Dataset items:
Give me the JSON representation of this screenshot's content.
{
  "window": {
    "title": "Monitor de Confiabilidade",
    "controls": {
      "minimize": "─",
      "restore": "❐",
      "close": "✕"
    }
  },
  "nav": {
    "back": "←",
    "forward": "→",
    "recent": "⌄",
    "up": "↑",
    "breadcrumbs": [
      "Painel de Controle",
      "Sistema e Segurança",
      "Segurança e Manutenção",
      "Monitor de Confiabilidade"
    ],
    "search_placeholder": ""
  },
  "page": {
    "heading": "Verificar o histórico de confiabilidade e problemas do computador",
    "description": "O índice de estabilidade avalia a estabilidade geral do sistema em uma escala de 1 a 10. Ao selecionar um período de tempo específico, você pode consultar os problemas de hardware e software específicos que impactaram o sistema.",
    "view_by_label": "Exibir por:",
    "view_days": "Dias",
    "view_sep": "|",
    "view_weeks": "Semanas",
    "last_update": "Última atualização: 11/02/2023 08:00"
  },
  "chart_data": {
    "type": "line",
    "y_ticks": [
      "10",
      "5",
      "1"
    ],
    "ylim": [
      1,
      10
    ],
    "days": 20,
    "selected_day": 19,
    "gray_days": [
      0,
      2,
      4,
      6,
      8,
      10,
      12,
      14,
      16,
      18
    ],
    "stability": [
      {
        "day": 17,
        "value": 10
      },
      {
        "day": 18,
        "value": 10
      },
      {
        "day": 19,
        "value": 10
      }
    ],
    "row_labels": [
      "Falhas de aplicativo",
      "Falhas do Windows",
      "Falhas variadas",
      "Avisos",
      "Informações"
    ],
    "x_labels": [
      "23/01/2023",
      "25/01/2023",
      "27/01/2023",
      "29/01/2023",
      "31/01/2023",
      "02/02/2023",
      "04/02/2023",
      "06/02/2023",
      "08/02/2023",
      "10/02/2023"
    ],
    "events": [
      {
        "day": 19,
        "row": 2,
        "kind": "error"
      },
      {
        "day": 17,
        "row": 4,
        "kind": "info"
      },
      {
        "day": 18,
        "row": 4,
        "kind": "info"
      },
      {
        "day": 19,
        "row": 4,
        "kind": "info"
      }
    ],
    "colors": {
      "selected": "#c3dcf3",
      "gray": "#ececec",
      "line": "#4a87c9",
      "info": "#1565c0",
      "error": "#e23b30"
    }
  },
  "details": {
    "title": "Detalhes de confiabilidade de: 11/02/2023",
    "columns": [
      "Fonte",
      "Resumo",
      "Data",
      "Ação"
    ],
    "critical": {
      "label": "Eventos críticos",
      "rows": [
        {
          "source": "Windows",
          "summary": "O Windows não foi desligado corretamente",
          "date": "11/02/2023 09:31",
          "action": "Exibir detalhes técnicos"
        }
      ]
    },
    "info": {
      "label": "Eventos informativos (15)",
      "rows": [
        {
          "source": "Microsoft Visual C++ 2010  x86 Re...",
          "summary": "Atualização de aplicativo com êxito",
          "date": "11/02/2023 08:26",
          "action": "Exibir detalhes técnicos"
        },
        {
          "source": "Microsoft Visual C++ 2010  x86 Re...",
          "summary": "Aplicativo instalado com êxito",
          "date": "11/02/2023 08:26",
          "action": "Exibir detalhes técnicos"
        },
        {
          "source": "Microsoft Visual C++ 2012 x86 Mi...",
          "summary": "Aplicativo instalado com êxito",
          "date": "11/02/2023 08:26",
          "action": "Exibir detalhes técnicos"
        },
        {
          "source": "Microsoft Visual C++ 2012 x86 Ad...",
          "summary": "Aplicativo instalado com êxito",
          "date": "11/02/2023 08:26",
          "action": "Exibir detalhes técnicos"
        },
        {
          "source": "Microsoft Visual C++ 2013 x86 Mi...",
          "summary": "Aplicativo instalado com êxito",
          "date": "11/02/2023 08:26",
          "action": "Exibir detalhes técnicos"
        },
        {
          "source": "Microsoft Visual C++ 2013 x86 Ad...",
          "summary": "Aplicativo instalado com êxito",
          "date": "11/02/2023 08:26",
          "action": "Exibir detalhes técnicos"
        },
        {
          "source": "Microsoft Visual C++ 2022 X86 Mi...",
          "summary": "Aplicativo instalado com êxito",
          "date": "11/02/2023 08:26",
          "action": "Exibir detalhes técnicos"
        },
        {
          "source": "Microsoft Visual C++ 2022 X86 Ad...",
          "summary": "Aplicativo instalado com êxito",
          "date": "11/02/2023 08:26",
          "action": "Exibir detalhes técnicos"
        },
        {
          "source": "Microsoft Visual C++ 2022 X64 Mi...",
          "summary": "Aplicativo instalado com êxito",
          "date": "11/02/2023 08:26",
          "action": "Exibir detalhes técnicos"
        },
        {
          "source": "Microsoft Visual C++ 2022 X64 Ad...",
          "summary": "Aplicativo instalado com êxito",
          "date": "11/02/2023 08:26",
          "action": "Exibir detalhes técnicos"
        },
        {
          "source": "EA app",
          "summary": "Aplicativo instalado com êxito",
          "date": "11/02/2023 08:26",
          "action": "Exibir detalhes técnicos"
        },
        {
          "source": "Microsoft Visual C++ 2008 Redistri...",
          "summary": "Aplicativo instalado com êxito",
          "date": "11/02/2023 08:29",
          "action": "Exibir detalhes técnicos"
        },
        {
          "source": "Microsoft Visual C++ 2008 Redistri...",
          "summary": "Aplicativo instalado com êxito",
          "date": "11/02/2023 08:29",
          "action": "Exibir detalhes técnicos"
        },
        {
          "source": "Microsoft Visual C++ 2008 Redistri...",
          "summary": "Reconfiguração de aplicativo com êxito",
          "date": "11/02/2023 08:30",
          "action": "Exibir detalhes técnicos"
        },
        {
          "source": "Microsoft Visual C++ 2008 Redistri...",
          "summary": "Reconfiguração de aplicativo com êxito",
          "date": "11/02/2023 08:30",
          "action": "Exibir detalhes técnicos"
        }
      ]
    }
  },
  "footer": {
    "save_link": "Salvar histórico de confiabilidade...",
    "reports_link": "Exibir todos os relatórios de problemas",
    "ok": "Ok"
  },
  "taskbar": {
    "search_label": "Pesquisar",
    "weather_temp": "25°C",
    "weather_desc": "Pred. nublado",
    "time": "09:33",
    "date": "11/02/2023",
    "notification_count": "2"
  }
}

- **WHAT YOU ARE ASKED TO DO**
Copy out every line of the listing that contains the string "Windows".

- **OUTPUT OF THE TASK**
      "Falhas do Windows",
          "source": "Windows",
          "summary": "O Windows não foi desligado corretamente",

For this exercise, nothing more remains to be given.